* [Given problem] Retype the records below exactly as they appear.

Stored data entries
[START]

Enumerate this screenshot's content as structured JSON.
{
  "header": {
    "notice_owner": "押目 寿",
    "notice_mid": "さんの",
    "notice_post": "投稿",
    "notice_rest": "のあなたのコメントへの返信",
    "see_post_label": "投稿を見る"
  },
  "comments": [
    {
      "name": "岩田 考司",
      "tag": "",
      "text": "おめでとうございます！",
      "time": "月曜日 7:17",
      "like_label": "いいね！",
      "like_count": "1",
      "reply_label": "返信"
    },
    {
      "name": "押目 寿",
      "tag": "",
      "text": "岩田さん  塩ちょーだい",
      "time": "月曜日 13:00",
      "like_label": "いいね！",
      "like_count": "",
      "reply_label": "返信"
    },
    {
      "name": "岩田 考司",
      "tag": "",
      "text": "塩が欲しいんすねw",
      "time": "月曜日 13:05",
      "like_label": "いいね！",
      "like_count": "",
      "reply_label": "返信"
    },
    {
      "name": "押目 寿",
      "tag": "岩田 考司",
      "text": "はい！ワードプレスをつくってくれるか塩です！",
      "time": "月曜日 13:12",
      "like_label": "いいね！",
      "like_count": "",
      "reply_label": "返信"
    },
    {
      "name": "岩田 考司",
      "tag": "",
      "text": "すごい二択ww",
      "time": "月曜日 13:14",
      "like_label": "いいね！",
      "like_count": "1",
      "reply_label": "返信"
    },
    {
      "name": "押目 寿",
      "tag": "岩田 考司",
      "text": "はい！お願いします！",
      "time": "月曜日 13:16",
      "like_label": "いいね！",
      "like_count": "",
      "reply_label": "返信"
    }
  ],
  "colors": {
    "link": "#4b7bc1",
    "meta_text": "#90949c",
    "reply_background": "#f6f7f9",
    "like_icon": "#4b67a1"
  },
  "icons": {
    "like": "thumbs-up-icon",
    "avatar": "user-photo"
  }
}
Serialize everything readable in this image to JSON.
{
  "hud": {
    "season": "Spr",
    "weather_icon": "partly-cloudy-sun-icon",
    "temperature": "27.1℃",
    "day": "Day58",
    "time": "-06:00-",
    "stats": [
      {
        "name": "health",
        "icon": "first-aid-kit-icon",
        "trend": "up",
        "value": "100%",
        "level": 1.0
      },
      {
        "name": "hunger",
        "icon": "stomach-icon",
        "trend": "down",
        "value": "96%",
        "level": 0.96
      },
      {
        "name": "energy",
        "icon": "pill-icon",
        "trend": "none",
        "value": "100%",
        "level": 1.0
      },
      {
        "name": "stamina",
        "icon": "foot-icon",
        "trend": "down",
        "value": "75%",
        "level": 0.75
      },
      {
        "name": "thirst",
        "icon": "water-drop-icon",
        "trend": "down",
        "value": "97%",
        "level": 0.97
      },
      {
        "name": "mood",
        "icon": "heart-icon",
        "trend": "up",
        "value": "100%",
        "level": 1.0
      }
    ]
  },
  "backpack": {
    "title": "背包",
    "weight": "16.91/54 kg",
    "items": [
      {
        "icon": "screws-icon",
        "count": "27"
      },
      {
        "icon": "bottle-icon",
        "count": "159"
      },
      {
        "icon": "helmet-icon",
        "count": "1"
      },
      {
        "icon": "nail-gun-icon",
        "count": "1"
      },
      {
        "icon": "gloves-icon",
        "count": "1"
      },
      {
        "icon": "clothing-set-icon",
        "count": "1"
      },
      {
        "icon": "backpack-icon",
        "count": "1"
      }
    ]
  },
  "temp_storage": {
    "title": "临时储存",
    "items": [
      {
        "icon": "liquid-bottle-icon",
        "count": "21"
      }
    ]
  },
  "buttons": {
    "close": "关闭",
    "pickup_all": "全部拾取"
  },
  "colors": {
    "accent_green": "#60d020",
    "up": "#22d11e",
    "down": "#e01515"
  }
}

[END]

* [Correct output]
Enumerate this screenshot's content as structured JSON.
{
  "header": {
    "notice_owner": "押目 寿",
    "notice_mid": "さんの",
    "notice_post": "投稿",
    "notice_rest": "のあなたのコメントへの返信",
    "see_post_label": "投稿を見る"
  },
  "comments": [
    {
      "name": "岩田 考司",
      "tag": "",
      "text": "おめでとうございます！",
      "time": "月曜日 7:17",
      "like_label": "いいね！",
      "like_count": "1",
      "reply_label": "返信"
    },
    {
      "name": "押目 寿",
      "tag": "",
      "text": "岩田さん  塩ちょーだい",
      "time": "月曜日 13:00",
      "like_label": "いいね！",
      "like_count": "",
      "reply_label": "返信"
    },
    {
      "name": "岩田 考司",
      "tag": "",
      "text": "塩が欲しいんすねw",
      "time": "月曜日 13:05",
      "like_label": "いいね！",
      "like_count": "",
      "reply_label": "返信"
    },
    {
      "name": "押目 寿",
      "tag": "岩田 考司",
      "text": "はい！ワードプレスをつくってくれるか塩です！",
      "time": "月曜日 13:12",
      "like_label": "いいね！",
      "like_count": "",
      "reply_label": "返信"
    },
    {
      "name": "岩田 考司",
      "tag": "",
      "text": "すごい二択ww",
      "time": "月曜日 13:14",
      "like_label": "いいね！",
      "like_count": "1",
      "reply_label": "返信"
    },
    {
      "name": "押目 寿",
      "tag": "岩田 考司",
      "text": "はい！お願いします！",
      "time": "月曜日 13:16",
      "like_label": "いいね！",
      "like_count": "",
      "reply_label": "返信"
    }
  ],
  "colors": {
    "link": "#4b7bc1",
    "meta_text": "#90949c",
    "reply_background": "#f6f7f9",
    "like_icon": "#4b67a1"
  },
  "icons": {
    "like": "thumbs-up-icon",
    "avatar": "user-photo"
  }
}
Serialize everything readable in this image to JSON.
{
  "hud": {
    "season": "Spr",
    "weather_icon": "partly-cloudy-sun-icon",
    "temperature": "27.1℃",
    "day": "Day58",
    "time": "-06:00-",
    "stats": [
      {
        "name": "health",
        "icon": "first-aid-kit-icon",
        "trend": "up",
        "value": "100%",
        "level": 1.0
      },
      {
        "name": "hunger",
        "icon": "stomach-icon",
        "trend": "down",
        "value": "96%",
        "level": 0.96
      },
      {
        "name": "energy",
        "icon": "pill-icon",
        "trend": "none",
        "value": "100%",
        "level": 1.0
      },
      {
        "name": "stamina",
        "icon": "foot-icon",
        "trend": "down",
        "value": "75%",
        "level": 0.75
      },
      {
        "name": "thirst",
        "icon": "water-drop-icon",
        "trend": "down",
        "value": "97%",
        "level": 0.97
      },
      {
        "name": "mood",
        "icon": "heart-icon",
        "trend": "up",
        "value": "100%",
        "level": 1.0
      }
    ]
  },
  "backpack": {
    "title": "背包",
    "weight": "16.91/54 kg",
    "items": [
      {
        "icon": "screws-icon",
        "count": "27"
      },
      {
        "icon": "bottle-icon",
        "count": "159"
      },
      {
        "icon": "helmet-icon",
        "count": "1"
      },
      {
        "icon": "nail-gun-icon",
        "count": "1"
      },
      {
        "icon": "gloves-icon",
        "count": "1"
      },
      {
        "icon": "clothing-set-icon",
        "count": "1"
      },
      {
        "icon": "backpack-icon",
        "count": "1"
      }
    ]
  },
  "temp_storage": {
    "title": "临时储存",
    "items": [
      {
        "icon": "liquid-bottle-icon",
        "count": "21"
      }
    ]
  },
  "buttons": {
    "close": "关闭",
    "pickup_all": "全部拾取"
  },
  "colors": {
    "accent_green": "#60d020",
    "up": "#22d11e",
    "down": "#e01515"
  }
}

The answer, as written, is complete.